-- What you have to do --
Can you copy every line of the following data word for word, leaving out any pictures?
+++ Material to process
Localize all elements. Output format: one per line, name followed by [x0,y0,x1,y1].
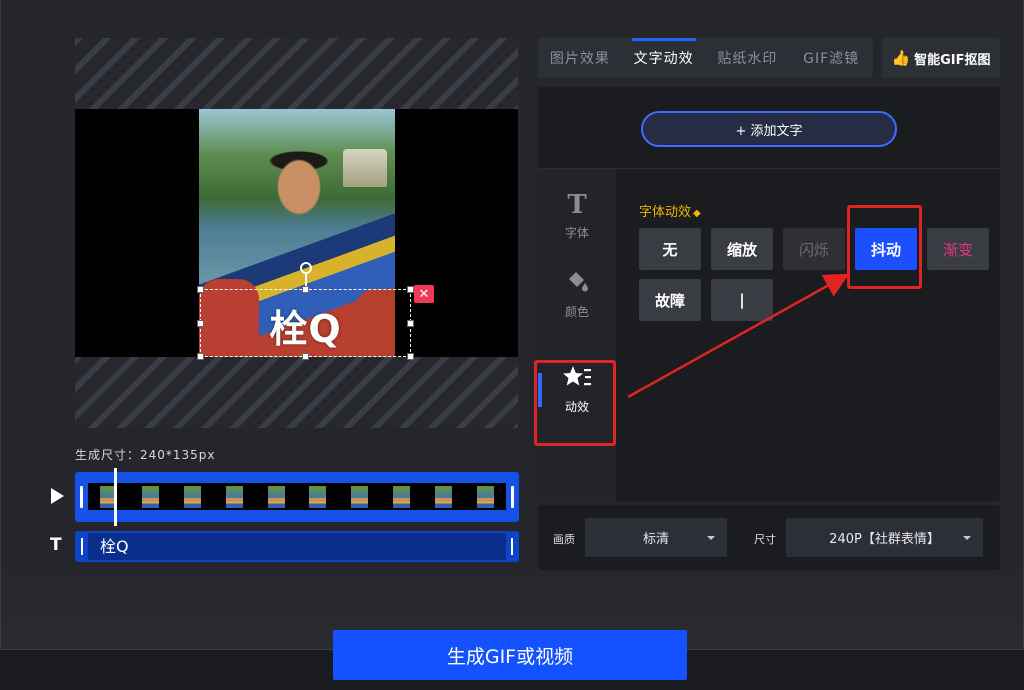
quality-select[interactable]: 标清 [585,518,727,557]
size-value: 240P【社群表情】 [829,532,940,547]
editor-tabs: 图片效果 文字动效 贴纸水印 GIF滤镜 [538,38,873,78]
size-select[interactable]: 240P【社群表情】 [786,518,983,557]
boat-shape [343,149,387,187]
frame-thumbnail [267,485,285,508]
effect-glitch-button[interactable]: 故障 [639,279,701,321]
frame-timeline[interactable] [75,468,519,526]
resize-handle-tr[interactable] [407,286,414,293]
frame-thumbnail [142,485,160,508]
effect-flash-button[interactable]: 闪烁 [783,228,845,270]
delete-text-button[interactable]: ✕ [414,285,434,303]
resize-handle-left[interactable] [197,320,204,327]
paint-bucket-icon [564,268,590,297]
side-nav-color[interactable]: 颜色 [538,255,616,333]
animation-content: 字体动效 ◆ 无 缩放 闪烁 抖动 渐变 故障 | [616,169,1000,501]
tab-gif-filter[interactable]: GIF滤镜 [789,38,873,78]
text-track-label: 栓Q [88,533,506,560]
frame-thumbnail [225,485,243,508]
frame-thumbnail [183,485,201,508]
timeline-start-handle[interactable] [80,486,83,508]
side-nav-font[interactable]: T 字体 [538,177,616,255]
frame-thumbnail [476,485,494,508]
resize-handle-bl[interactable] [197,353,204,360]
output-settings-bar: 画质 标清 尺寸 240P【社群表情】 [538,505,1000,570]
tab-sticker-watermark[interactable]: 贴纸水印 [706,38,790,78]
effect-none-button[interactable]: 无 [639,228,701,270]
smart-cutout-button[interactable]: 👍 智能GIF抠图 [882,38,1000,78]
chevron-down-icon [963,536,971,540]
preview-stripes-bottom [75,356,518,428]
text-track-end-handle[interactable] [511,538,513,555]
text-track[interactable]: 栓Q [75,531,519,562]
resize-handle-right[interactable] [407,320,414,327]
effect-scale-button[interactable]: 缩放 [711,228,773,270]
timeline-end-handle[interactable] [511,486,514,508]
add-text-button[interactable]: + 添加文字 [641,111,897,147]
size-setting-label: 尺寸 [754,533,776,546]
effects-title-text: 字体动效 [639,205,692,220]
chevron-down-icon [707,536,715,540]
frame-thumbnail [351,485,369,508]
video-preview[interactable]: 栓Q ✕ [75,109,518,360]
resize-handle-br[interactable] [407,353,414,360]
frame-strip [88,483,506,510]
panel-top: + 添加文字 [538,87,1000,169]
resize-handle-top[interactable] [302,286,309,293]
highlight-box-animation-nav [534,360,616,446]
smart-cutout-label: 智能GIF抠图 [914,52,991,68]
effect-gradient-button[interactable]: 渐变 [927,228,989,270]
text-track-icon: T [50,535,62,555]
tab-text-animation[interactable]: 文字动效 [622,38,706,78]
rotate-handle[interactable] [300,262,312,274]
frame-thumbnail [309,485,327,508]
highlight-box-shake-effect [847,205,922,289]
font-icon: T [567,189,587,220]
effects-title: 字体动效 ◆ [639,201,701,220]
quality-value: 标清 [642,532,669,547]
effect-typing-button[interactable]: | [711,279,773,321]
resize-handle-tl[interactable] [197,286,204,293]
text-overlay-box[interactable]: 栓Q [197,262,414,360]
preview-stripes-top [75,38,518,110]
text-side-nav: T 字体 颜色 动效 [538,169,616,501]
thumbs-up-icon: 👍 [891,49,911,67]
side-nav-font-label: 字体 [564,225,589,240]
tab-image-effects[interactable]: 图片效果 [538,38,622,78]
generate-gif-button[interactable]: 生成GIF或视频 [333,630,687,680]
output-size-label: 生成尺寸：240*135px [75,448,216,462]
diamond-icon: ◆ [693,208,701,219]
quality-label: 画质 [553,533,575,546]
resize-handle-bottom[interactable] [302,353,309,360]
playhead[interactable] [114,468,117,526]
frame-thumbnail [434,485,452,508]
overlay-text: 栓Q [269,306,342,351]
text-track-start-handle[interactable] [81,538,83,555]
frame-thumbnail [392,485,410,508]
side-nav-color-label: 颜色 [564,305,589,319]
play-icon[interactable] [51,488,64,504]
++++++
-- Response to the task --
Localize all elements. Output format: one per line, name followed by [x0,y0,x1,y1].
quality-select[interactable]: 标清 [585,518,727,557]
size-value: 240P【社群表情】 [829,532,940,547]
editor-tabs: 图片效果 文字动效 贴纸水印 GIF滤镜 [538,38,873,78]
size-select[interactable]: 240P【社群表情】 [786,518,983,557]
boat-shape [343,149,387,187]
frame-thumbnail [267,485,285,508]
effect-glitch-button[interactable]: 故障 [639,279,701,321]
frame-timeline[interactable] [75,468,519,526]
resize-handle-tr[interactable] [407,286,414,293]
frame-thumbnail [142,485,160,508]
effect-flash-button[interactable]: 闪烁 [783,228,845,270]
delete-text-button[interactable]: ✕ [414,285,434,303]
resize-handle-left[interactable] [197,320,204,327]
paint-bucket-icon [564,268,590,297]
side-nav-color[interactable]: 颜色 [538,255,616,333]
animation-content: 字体动效 ◆ 无 缩放 闪烁 抖动 渐变 故障 | [616,169,1000,501]
tab-gif-filter[interactable]: GIF滤镜 [789,38,873,78]
text-track-label: 栓Q [88,533,506,560]
frame-thumbnail [225,485,243,508]
frame-thumbnail [183,485,201,508]
timeline-start-handle[interactable] [80,486,83,508]
side-nav-font[interactable]: T 字体 [538,177,616,255]
frame-thumbnail [476,485,494,508]
resize-handle-bl[interactable] [197,353,204,360]
output-settings-bar: 画质 标清 尺寸 240P【社群表情】 [538,505,1000,570]
tab-sticker-watermark[interactable]: 贴纸水印 [706,38,790,78]
effect-none-button[interactable]: 无 [639,228,701,270]
smart-cutout-button[interactable]: 👍 智能GIF抠图 [882,38,1000,78]
chevron-down-icon [963,536,971,540]
preview-stripes-bottom [75,356,518,428]
text-track-end-handle[interactable] [511,538,513,555]
text-track[interactable]: 栓Q [75,531,519,562]
resize-handle-right[interactable] [407,320,414,327]
effect-scale-button[interactable]: 缩放 [711,228,773,270]
timeline-end-handle[interactable] [511,486,514,508]
add-text-button[interactable]: + 添加文字 [641,111,897,147]
size-setting-label: 尺寸 [754,533,776,546]
effects-title-text: 字体动效 [639,205,692,220]
chevron-down-icon [707,536,715,540]
frame-thumbnail [351,485,369,508]
video-preview[interactable]: 栓Q ✕ [75,109,518,360]
resize-handle-br[interactable] [407,353,414,360]
frame-strip [88,483,506,510]
panel-top: + 添加文字 [538,87,1000,169]
resize-handle-top[interactable] [302,286,309,293]
highlight-box-animation-nav [534,360,616,446]
smart-cutout-label: 智能GIF抠图 [914,52,991,68]
effect-gradient-button[interactable]: 渐变 [927,228,989,270]
text-track-icon: T [50,535,62,555]
tab-text-animation[interactable]: 文字动效 [622,38,706,78]
rotate-handle[interactable] [300,262,312,274]
frame-thumbnail [309,485,327,508]
highlight-box-shake-effect [847,205,922,289]
font-icon: T [567,189,587,220]
effects-title: 字体动效 ◆ [639,201,701,220]
quality-value: 标清 [642,532,669,547]
effect-typing-button[interactable]: | [711,279,773,321]
resize-handle-tl[interactable] [197,286,204,293]
text-overlay-box[interactable]: 栓Q [197,262,414,360]
preview-stripes-top [75,38,518,110]
text-side-nav: T 字体 颜色 动效 [538,169,616,501]
thumbs-up-icon: 👍 [891,49,911,67]
side-nav-font-label: 字体 [564,225,589,240]
tab-image-effects[interactable]: 图片效果 [538,38,622,78]
generate-gif-button[interactable]: 生成GIF或视频 [333,630,687,680]
output-size-label: 生成尺寸：240*135px [75,448,216,462]
diamond-icon: ◆ [693,208,701,219]
quality-label: 画质 [553,533,575,546]
resize-handle-bottom[interactable] [302,353,309,360]
playhead[interactable] [114,468,117,526]
frame-thumbnail [434,485,452,508]
overlay-text: 栓Q [269,306,342,351]
text-track-start-handle[interactable] [81,538,83,555]
frame-thumbnail [392,485,410,508]
side-nav-color-label: 颜色 [564,305,589,319]
play-icon[interactable] [51,488,64,504]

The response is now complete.